## Required tasks
A - In the SWF compression text, how often is a served file free if file size drops by 5%?
B - Reproduce a passage of the SWF compression text, beginning at the words "With web games" and stopping after "increase the income.".

## Text block
- - -

Improving SWF Compression

excessive compression illustration
Hrrrrrngh!

Intro

With web games you want hits — lot's of hits. A million per month or more if possible. Of course this means lots of traffic. While broadband became faster and cheaper during the last couple of years, traffic is still somewhat expensive. In order to get a nicer cost/income ratio there are apparently two options: reduce the costs and/or increase the income.

As you might have guessed I'm about to tackle the former with brute processing power. If you reduce the file size by 1% every 100th served file is free. With 5% it's every 20th file and with 10% every 10th file. If the price for that are only a few minutes of processing power it looks like a really good deal, doesn't it?

- - -

## Material shown
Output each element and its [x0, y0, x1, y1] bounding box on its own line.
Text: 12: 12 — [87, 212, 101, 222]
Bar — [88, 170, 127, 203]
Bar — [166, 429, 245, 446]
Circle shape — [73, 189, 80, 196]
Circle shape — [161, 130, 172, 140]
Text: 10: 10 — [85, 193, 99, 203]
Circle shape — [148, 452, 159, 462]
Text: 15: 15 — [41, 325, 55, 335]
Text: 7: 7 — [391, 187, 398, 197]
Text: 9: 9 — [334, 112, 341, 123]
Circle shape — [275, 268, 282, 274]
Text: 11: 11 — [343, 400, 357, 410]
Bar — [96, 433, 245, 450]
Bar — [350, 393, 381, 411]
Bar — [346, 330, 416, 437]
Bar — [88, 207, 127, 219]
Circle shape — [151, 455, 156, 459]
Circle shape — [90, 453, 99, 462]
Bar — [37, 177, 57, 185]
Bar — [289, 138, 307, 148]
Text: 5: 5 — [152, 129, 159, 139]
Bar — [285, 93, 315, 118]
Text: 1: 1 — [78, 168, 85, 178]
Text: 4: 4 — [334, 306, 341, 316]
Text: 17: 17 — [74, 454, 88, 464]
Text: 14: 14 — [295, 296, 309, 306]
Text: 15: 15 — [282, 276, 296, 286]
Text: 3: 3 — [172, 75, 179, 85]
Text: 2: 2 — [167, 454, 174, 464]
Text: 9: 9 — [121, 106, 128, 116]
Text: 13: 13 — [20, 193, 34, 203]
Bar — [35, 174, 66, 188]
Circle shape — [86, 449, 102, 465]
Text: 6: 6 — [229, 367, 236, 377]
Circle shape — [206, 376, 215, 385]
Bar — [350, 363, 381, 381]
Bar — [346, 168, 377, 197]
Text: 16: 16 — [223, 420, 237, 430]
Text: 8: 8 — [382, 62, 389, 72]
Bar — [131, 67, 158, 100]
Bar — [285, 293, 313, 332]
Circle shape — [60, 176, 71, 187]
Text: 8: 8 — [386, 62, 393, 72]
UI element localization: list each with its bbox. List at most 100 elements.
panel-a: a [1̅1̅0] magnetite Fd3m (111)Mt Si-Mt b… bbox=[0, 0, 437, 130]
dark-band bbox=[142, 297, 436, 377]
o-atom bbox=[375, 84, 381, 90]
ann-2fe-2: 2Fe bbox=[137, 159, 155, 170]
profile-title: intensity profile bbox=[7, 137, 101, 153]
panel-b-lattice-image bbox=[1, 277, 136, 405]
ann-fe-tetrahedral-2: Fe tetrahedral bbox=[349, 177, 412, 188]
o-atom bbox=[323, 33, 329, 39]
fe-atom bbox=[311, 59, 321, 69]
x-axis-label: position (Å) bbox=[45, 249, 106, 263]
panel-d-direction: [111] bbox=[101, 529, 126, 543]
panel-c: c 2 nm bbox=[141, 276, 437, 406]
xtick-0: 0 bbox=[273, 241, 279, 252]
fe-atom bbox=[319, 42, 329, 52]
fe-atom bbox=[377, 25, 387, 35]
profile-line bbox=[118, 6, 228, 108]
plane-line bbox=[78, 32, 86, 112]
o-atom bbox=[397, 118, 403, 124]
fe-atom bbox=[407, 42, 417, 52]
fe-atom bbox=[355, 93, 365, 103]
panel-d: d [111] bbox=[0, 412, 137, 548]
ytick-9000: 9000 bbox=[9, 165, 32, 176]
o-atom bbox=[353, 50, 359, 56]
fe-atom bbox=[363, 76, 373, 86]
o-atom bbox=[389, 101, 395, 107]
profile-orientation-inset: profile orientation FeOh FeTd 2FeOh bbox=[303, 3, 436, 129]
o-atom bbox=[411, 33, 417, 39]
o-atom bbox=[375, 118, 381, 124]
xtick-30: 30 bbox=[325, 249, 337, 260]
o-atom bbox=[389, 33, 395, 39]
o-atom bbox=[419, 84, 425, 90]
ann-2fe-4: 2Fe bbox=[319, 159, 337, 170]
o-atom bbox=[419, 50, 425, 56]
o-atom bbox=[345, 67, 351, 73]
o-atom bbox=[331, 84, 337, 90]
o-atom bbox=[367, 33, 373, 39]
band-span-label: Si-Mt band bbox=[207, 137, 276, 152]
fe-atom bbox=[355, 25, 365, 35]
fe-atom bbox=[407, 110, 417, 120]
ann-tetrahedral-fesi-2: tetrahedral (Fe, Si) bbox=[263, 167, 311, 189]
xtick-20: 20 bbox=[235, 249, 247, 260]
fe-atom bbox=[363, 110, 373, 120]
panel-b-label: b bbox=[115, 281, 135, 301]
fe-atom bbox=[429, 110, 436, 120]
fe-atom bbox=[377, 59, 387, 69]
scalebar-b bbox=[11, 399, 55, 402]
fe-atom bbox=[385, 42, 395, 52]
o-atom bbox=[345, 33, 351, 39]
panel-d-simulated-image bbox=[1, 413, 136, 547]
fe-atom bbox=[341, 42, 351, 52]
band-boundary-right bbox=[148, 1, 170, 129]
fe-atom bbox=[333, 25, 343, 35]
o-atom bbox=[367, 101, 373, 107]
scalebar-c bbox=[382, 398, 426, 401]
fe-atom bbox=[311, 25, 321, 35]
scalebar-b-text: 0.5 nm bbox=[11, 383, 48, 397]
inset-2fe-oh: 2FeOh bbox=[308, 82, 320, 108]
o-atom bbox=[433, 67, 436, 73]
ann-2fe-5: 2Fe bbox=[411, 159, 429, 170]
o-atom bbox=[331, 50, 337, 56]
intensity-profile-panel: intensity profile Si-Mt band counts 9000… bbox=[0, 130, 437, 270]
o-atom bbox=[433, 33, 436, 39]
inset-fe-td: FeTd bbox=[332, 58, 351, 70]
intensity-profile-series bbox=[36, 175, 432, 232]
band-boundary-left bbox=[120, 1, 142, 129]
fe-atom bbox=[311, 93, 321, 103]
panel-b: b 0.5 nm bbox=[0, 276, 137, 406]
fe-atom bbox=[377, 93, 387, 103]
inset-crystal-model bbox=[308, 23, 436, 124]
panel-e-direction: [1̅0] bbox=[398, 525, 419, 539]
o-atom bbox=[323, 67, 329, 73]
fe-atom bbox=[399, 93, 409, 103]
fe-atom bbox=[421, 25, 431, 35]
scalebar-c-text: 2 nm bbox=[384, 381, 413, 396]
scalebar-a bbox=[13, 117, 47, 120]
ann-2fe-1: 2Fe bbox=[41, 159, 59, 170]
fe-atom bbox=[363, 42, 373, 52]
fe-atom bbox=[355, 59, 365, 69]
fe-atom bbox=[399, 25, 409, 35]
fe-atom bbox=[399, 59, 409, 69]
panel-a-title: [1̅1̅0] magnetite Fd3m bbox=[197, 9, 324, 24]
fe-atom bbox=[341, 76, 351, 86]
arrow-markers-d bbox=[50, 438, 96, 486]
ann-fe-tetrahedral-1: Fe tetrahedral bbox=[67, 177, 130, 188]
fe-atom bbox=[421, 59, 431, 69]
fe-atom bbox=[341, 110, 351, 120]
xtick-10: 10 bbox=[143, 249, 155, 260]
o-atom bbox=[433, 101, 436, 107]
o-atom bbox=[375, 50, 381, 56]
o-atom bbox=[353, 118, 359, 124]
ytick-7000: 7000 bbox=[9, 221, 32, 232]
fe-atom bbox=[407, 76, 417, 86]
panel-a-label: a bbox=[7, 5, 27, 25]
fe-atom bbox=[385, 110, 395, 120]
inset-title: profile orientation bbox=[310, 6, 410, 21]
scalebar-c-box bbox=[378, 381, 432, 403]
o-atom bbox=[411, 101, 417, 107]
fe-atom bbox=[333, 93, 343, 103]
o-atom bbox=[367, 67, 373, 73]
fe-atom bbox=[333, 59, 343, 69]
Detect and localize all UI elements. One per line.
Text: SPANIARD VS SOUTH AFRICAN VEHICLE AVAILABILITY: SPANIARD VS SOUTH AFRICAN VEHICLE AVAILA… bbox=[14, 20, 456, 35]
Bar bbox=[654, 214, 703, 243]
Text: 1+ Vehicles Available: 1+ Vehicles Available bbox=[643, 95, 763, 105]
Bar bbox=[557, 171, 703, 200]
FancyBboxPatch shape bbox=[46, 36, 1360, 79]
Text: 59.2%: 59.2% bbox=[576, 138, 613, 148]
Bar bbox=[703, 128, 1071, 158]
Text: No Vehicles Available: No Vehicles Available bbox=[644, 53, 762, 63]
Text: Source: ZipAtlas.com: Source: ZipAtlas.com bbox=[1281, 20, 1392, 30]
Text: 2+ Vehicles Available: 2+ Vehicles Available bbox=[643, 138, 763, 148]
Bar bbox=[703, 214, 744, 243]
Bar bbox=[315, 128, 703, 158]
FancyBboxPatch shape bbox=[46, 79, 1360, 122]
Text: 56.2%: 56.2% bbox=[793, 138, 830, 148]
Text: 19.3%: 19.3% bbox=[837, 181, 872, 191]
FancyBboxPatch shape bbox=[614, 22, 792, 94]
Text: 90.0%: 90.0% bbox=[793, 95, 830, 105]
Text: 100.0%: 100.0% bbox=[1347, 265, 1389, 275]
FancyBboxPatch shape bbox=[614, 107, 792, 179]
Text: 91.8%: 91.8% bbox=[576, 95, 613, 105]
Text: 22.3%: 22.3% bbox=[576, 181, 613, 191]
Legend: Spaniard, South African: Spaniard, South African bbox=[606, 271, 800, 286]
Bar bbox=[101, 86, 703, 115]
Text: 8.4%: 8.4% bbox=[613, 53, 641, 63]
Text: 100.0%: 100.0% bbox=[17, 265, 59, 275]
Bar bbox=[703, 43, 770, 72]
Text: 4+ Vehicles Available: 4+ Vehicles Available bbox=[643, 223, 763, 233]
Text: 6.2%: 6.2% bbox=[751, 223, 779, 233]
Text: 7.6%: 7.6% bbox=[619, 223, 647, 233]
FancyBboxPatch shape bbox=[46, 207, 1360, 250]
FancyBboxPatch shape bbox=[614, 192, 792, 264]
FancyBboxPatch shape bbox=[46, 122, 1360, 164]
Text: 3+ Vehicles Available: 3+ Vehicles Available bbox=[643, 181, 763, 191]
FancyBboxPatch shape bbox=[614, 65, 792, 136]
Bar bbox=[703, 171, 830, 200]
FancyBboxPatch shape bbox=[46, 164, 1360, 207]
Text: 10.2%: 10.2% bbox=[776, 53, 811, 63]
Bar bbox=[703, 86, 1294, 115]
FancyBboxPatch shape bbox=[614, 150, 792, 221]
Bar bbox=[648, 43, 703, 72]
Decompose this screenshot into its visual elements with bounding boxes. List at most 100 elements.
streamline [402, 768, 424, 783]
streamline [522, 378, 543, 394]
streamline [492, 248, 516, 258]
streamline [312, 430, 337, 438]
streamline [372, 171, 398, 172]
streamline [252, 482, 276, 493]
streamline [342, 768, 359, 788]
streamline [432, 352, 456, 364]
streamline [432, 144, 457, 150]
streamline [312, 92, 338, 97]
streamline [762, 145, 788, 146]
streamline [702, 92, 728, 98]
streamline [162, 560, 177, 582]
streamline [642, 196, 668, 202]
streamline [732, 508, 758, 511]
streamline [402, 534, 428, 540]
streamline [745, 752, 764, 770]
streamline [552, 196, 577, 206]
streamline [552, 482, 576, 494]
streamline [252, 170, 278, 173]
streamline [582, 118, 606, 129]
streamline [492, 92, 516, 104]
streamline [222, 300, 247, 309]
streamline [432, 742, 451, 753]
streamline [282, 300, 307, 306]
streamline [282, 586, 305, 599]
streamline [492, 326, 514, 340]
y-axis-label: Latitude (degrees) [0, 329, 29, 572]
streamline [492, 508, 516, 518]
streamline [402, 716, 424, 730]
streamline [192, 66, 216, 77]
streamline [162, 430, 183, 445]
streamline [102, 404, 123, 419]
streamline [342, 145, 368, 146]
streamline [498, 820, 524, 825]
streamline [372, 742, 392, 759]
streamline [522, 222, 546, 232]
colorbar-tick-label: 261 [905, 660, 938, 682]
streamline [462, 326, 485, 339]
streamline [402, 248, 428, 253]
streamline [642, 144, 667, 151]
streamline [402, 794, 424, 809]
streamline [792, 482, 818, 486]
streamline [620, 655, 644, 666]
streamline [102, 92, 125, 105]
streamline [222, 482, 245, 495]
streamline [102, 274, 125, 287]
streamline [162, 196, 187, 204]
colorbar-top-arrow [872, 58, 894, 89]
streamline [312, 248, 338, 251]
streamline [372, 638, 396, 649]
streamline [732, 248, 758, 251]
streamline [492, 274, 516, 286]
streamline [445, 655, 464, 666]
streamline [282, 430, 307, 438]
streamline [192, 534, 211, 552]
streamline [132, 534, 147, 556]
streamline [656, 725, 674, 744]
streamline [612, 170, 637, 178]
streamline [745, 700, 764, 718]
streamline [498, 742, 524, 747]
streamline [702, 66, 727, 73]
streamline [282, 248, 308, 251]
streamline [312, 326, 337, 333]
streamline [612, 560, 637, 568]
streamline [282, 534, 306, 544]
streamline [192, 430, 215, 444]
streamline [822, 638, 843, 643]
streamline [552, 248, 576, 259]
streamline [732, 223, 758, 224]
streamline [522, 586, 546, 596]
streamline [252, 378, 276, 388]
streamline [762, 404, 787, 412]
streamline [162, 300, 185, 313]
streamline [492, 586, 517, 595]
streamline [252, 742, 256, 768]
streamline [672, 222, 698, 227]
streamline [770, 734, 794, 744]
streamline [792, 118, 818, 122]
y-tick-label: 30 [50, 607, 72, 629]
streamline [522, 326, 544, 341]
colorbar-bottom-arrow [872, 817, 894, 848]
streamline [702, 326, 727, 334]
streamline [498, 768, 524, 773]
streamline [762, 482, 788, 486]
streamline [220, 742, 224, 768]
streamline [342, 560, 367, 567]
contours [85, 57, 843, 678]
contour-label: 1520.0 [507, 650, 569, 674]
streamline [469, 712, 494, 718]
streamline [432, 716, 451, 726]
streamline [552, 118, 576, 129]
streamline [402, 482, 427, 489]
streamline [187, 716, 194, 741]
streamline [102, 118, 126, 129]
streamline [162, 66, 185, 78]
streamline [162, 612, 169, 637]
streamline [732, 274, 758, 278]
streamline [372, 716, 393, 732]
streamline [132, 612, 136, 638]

- - -

## Answers provided
A - Every 20th file.

B -
With web games you want hits — lot's of hits. A million per month or more if possible. Of course this means lots of traffic. While broadband became faster and cheaper during the last couple of years, traffic is still somewhat expensive. In order to get a nicer cost/income ratio there are apparently two options: reduce the costs and/or increase the income.